*Exercise*
Copy out every line containing the word "level".

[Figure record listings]
══════════

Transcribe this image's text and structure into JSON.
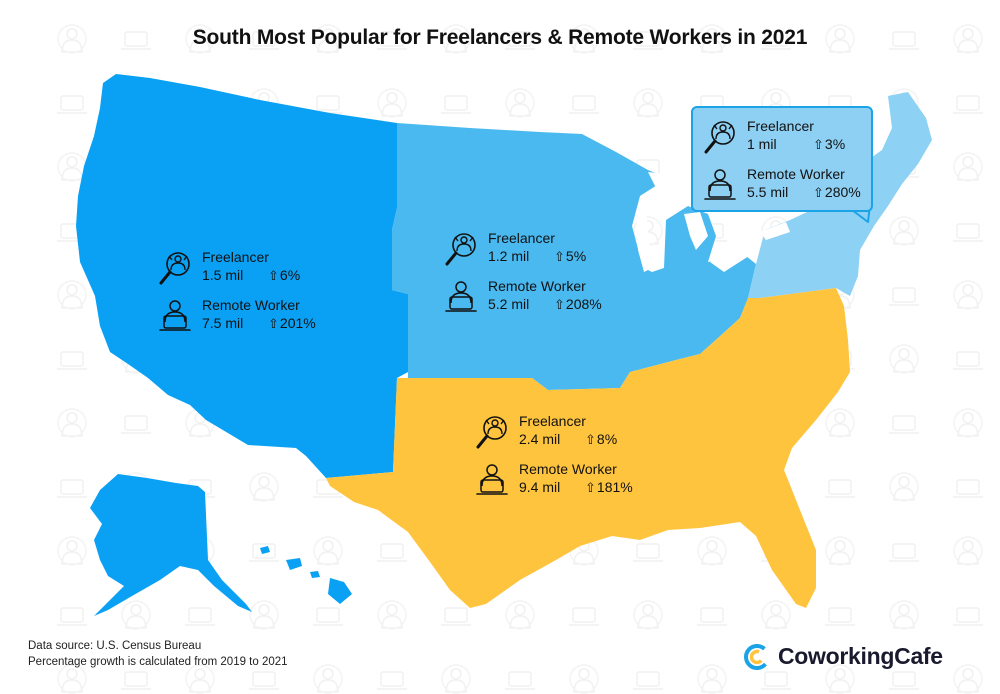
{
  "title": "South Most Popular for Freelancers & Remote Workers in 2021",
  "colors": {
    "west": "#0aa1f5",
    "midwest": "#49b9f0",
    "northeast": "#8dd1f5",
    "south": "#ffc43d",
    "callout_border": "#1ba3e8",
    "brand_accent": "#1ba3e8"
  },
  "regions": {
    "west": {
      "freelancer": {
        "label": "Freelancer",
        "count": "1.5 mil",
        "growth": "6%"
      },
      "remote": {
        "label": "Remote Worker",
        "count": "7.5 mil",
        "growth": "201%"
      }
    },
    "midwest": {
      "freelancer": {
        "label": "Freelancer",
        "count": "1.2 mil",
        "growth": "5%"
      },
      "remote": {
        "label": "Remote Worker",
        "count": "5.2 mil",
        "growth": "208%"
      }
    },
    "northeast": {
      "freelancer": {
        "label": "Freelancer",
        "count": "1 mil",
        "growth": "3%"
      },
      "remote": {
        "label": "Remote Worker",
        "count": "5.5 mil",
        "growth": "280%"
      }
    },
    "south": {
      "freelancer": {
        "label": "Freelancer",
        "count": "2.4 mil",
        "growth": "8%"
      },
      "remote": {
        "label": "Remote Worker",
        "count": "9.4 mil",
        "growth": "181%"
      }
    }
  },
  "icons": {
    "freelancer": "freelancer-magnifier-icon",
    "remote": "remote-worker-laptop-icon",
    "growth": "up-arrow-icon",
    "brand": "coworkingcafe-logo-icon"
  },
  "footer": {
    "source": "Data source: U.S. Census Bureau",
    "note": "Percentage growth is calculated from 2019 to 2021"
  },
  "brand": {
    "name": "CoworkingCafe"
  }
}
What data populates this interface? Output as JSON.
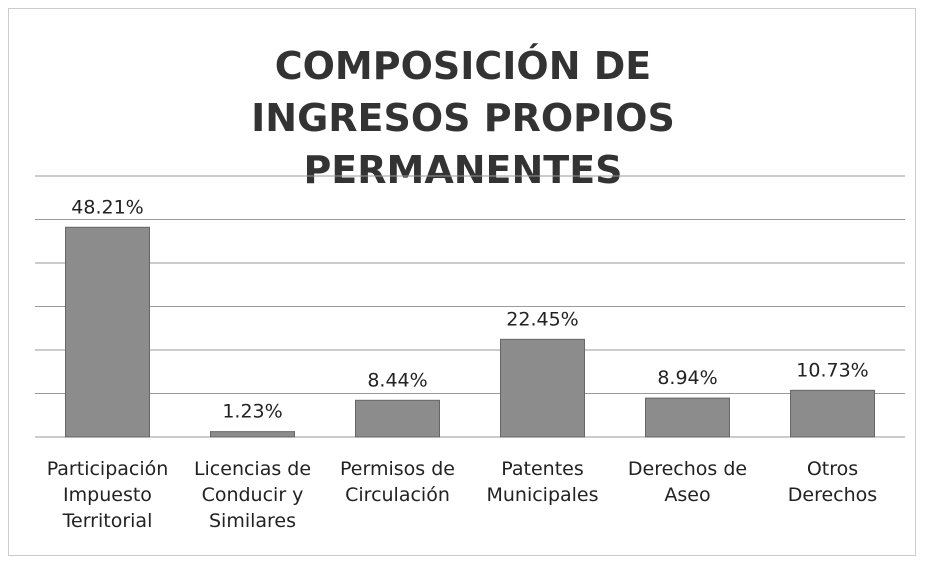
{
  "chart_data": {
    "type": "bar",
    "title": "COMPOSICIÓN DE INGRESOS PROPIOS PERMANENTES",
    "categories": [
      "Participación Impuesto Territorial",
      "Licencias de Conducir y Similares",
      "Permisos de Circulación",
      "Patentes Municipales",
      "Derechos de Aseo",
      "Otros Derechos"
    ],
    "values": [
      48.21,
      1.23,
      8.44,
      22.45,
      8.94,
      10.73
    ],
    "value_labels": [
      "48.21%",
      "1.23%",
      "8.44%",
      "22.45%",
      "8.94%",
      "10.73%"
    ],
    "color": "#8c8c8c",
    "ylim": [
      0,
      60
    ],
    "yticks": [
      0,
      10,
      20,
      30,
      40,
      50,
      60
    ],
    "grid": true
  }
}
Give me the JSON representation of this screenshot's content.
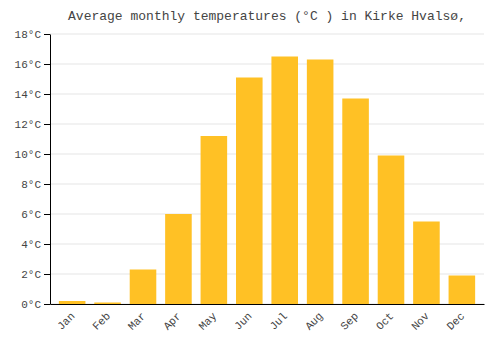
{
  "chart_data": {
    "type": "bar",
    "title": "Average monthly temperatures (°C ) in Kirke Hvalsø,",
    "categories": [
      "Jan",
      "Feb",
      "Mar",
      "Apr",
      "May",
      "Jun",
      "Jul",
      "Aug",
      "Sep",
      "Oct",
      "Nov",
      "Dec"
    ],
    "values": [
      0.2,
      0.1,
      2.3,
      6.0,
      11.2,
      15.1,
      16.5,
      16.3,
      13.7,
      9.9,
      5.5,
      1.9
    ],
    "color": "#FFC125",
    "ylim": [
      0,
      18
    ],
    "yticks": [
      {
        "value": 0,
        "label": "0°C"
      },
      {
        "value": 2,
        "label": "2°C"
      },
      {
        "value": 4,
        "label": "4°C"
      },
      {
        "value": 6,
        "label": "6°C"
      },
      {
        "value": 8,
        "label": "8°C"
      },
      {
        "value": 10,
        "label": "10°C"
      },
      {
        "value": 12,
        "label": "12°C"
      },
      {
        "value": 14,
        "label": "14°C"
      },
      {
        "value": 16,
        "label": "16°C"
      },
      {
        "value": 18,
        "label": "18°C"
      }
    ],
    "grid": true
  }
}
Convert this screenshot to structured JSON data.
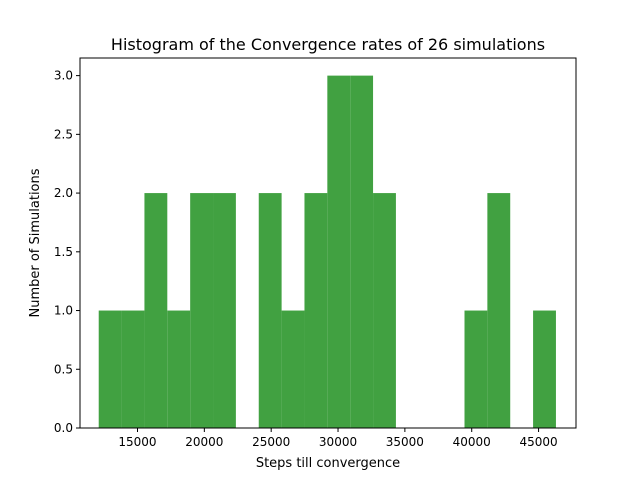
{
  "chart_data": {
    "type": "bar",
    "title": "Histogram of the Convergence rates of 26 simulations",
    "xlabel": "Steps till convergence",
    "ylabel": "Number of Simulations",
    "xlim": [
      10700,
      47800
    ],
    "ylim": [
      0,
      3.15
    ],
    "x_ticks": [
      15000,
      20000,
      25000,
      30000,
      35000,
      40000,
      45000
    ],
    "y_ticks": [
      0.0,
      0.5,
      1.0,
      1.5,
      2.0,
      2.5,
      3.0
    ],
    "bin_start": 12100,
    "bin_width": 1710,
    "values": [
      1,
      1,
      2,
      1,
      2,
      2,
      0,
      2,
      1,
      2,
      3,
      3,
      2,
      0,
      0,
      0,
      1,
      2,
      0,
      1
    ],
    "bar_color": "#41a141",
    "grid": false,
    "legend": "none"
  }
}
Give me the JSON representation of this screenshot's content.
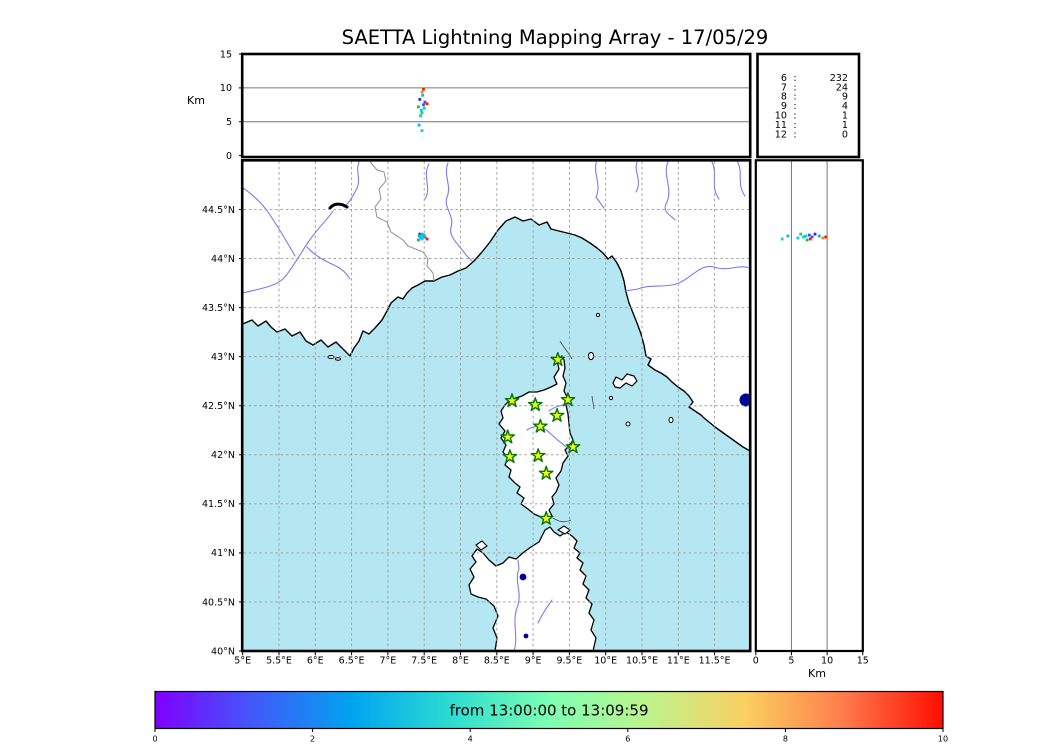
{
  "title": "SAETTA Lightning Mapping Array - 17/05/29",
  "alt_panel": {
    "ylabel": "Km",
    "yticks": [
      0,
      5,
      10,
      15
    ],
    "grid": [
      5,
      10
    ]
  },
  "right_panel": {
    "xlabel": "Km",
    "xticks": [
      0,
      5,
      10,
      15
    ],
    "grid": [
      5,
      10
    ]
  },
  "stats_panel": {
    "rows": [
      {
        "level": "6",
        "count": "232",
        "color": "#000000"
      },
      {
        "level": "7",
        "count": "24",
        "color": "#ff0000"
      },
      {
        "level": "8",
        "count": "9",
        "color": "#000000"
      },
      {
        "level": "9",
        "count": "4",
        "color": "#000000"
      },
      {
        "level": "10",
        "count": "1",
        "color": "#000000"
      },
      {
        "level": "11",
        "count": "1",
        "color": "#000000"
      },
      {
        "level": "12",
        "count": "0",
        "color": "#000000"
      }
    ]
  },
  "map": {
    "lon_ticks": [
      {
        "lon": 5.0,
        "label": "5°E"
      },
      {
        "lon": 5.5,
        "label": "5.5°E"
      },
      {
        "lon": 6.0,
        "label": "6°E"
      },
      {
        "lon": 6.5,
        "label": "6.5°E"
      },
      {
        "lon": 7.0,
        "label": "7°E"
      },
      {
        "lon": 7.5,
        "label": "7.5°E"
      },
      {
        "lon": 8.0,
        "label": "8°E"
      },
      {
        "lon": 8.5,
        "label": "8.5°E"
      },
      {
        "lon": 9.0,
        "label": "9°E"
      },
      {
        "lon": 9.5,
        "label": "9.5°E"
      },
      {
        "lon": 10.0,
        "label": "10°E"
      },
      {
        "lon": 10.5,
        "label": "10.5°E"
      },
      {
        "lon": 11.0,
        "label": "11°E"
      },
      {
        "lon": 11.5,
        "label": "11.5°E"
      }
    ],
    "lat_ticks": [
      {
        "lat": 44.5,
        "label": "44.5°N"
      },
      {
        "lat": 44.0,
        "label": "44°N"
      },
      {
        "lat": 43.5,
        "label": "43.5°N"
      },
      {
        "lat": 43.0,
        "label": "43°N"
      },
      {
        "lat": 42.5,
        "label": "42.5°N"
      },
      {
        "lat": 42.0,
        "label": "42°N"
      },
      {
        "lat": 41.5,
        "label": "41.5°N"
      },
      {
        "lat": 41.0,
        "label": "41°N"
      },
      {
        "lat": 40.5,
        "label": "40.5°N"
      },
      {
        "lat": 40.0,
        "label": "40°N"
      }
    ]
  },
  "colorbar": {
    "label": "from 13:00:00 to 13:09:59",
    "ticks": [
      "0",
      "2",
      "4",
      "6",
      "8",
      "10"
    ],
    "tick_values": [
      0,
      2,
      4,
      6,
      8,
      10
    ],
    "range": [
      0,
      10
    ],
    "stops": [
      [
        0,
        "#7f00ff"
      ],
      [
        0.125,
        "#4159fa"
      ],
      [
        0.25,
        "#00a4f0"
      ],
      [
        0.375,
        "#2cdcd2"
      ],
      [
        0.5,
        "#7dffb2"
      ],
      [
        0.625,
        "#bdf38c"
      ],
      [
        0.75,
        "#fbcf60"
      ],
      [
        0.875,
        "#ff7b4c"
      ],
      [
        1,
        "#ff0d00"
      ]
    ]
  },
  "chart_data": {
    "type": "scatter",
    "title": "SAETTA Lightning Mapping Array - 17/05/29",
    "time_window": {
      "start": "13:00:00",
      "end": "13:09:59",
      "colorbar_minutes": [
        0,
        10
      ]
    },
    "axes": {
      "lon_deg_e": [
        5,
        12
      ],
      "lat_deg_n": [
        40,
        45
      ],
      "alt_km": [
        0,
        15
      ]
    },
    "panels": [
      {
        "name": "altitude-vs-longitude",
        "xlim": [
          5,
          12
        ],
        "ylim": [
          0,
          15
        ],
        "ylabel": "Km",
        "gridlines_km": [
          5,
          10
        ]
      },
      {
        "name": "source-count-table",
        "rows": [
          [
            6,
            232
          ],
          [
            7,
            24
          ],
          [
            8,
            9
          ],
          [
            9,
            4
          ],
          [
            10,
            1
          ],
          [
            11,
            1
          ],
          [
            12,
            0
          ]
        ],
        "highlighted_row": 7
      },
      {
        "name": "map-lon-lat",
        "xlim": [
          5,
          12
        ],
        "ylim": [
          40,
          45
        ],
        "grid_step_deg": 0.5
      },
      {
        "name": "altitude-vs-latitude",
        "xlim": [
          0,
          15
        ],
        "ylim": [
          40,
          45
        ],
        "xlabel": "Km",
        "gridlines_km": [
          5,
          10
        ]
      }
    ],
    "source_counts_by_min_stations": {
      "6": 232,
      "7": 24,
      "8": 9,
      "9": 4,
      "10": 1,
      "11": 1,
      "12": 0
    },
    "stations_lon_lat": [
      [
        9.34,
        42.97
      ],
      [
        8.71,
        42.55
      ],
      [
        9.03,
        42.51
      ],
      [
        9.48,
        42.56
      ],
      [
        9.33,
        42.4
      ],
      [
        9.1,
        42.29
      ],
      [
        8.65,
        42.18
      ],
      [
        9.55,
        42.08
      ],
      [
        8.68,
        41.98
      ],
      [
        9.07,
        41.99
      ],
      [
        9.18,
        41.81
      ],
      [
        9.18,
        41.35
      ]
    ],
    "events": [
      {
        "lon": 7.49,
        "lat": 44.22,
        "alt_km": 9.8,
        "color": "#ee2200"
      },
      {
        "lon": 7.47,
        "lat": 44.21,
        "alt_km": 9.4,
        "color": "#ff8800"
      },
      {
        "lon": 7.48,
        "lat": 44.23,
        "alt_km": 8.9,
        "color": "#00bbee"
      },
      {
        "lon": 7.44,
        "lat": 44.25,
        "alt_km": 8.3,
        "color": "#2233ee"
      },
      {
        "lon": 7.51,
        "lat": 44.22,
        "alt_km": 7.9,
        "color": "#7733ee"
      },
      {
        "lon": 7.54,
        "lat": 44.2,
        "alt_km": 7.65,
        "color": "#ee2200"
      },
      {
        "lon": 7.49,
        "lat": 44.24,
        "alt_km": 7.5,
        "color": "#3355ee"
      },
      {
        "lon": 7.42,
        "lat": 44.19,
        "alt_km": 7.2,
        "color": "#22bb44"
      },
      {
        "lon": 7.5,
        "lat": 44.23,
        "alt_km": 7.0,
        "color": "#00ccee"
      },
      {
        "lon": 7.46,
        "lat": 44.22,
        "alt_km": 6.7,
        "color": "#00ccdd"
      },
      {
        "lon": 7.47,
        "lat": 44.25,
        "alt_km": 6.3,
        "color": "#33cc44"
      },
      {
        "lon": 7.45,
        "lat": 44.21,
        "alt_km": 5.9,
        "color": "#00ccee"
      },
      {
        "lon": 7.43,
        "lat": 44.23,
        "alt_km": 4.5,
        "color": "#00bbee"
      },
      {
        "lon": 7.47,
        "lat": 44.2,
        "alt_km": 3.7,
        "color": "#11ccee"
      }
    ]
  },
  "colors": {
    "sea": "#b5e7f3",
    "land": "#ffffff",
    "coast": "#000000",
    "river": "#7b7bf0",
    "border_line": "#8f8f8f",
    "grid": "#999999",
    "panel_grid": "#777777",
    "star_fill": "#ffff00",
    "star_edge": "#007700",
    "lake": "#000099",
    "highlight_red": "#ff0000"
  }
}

══════════

*The solution*
        "level": "6",
        "level": "7",
        "level": "8",
        "level": "9",
        "level": "10",
        "level": "11",
        "level": "12",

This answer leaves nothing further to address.